## [Exercise objective]
Starting with the line that contains "What data populates", return every line through the end of the listing below exactly as written. Omit the pictures.

---------------

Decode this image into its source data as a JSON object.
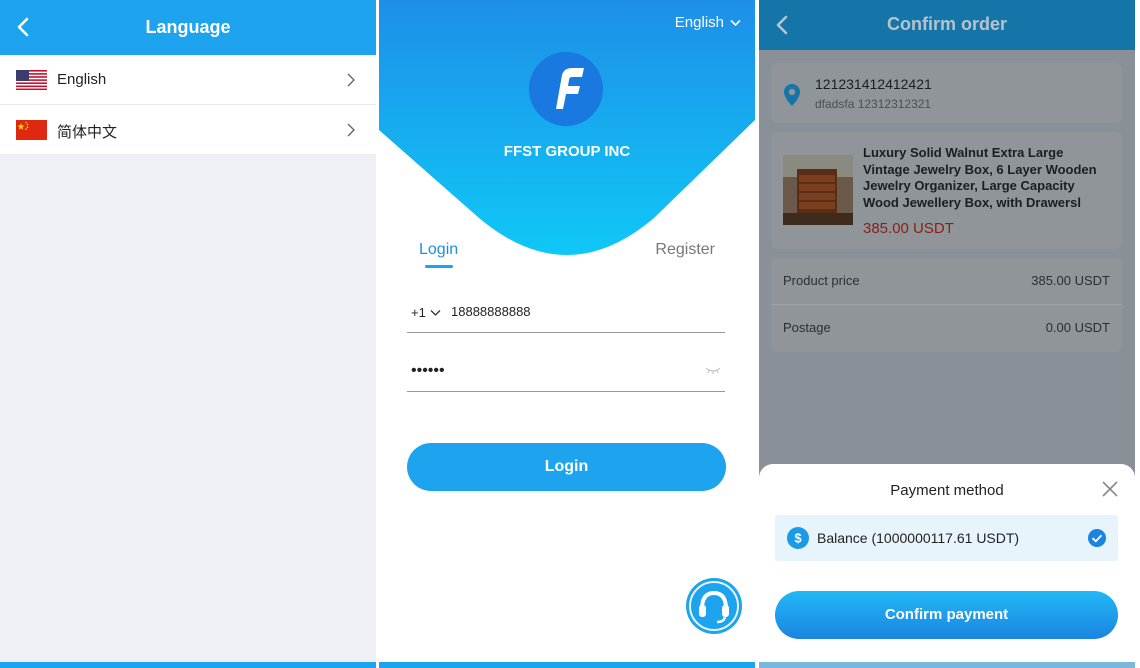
{
  "language_screen": {
    "title": "Language",
    "items": [
      {
        "label": "English",
        "flag": "us-flag-icon"
      },
      {
        "label": "简体中文",
        "flag": "cn-flag-icon"
      }
    ]
  },
  "login_screen": {
    "language_selector": "English",
    "brand": "FFST GROUP INC",
    "tabs": {
      "login": "Login",
      "register": "Register"
    },
    "phone": {
      "country_code": "+1",
      "value": "18888888888"
    },
    "password": {
      "value": "••••••"
    },
    "login_button": "Login",
    "colors": {
      "primary": "#1ea4ee",
      "hero_top": "#1e8fe8",
      "hero_bottom": "#0fc4f5"
    }
  },
  "confirm_screen": {
    "title": "Confirm order",
    "address": {
      "name": "121231412412421",
      "detail": "dfadsfa 12312312321"
    },
    "product": {
      "name": "Luxury Solid Walnut Extra Large Vintage Jewelry Box, 6 Layer Wooden Jewelry Organizer, Large Capacity Wood Jewellery Box, with Drawersl",
      "price": "385.00 USDT"
    },
    "summary": [
      {
        "label": "Product price",
        "value": "385.00 USDT"
      },
      {
        "label": "Postage",
        "value": "0.00 USDT"
      }
    ],
    "payment_sheet": {
      "title": "Payment method",
      "option": "Balance (1000000117.61 USDT)",
      "confirm_button": "Confirm payment"
    },
    "colors": {
      "price": "#8a1f16",
      "accent": "#1b84e2"
    }
  }
}
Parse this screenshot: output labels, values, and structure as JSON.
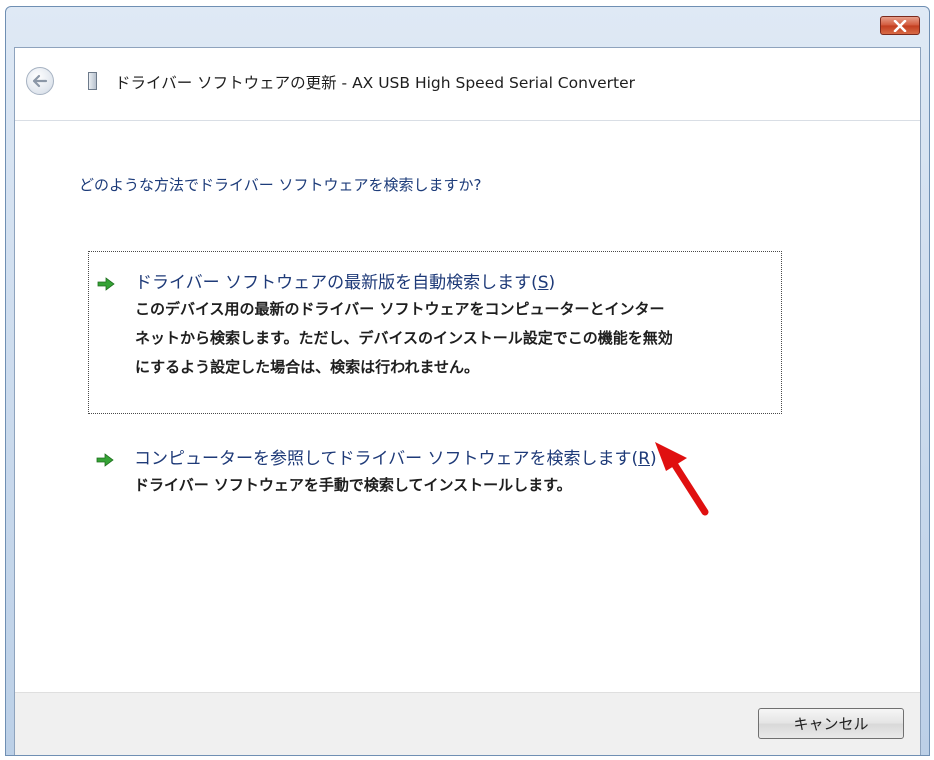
{
  "window": {
    "title": "ドライバー ソフトウェアの更新 - AX USB High Speed Serial Converter",
    "close_icon": "close-icon",
    "back_icon": "back-arrow-icon"
  },
  "main": {
    "question": "どのような方法でドライバー ソフトウェアを検索しますか?",
    "options": [
      {
        "title": "ドライバー ソフトウェアの最新版を自動検索します(",
        "accel": "S",
        "title_end": ")",
        "desc": [
          "このデバイス用の最新のドライバー ソフトウェアをコンピューターとインター",
          "ネットから検索します。ただし、デバイスのインストール設定でこの機能を無効",
          "にするよう設定した場合は、検索は行われません。"
        ],
        "icon": "green-arrow-icon"
      },
      {
        "title": "コンピューターを参照してドライバー ソフトウェアを検索します(",
        "accel": "R",
        "title_end": ")",
        "desc": [
          "ドライバー ソフトウェアを手動で検索してインストールします。"
        ],
        "icon": "green-arrow-icon"
      }
    ]
  },
  "footer": {
    "cancel_label": "キャンセル"
  },
  "colors": {
    "link_blue": "#1e3a78",
    "annotation_red": "#e01010",
    "arrow_green": "#2e9a2e"
  }
}
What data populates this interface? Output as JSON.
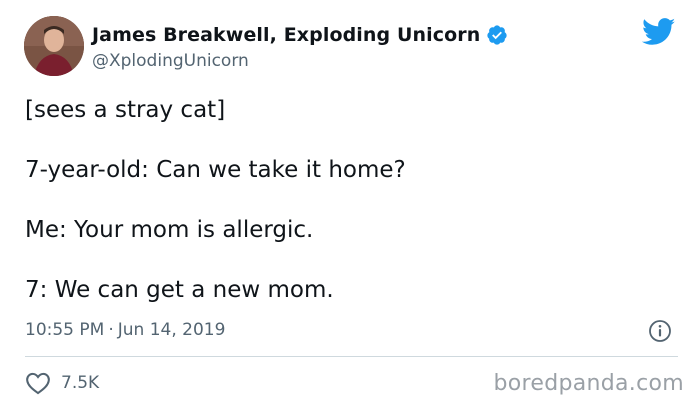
{
  "author": {
    "display_name": "James Breakwell, Exploding Unicorn",
    "handle": "@XplodingUnicorn",
    "verified": true
  },
  "tweet": {
    "lines": [
      "[sees a stray cat]",
      "7-year-old: Can we take it home?",
      "Me: Your mom is allergic.",
      "7: We can get a new mom."
    ],
    "time": "10:55 PM",
    "separator": "·",
    "date": "Jun 14, 2019",
    "like_count": "7.5K"
  },
  "watermark": "boredpanda.com",
  "colors": {
    "twitter_blue": "#1d9bf0",
    "text": "#0f1419",
    "muted": "#536471",
    "divider": "#cfd9de"
  },
  "icons": {
    "logo": "twitter-bird-icon",
    "verified": "verified-badge-icon",
    "info": "info-icon",
    "like": "heart-icon"
  }
}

---------------

## [Written answer]
What data populates this interface? Output as JSON.
{
  "author": {
    "display_name": "James Breakwell, Exploding Unicorn",
    "handle": "@XplodingUnicorn",
    "verified": true
  },
  "tweet": {
    "lines": [
      "[sees a stray cat]",
      "7-year-old: Can we take it home?",
      "Me: Your mom is allergic.",
      "7: We can get a new mom."
    ],
    "time": "10:55 PM",
    "separator": "·",
    "date": "Jun 14, 2019",
    "like_count": "7.5K"
  },
  "watermark": "boredpanda.com",
  "colors": {
    "twitter_blue": "#1d9bf0",
    "text": "#0f1419",
    "muted": "#536471",
    "divider": "#cfd9de"
  },
  "icons": {
    "logo": "twitter-bird-icon",
    "verified": "verified-badge-icon",
    "info": "info-icon",
    "like": "heart-icon"
  }
}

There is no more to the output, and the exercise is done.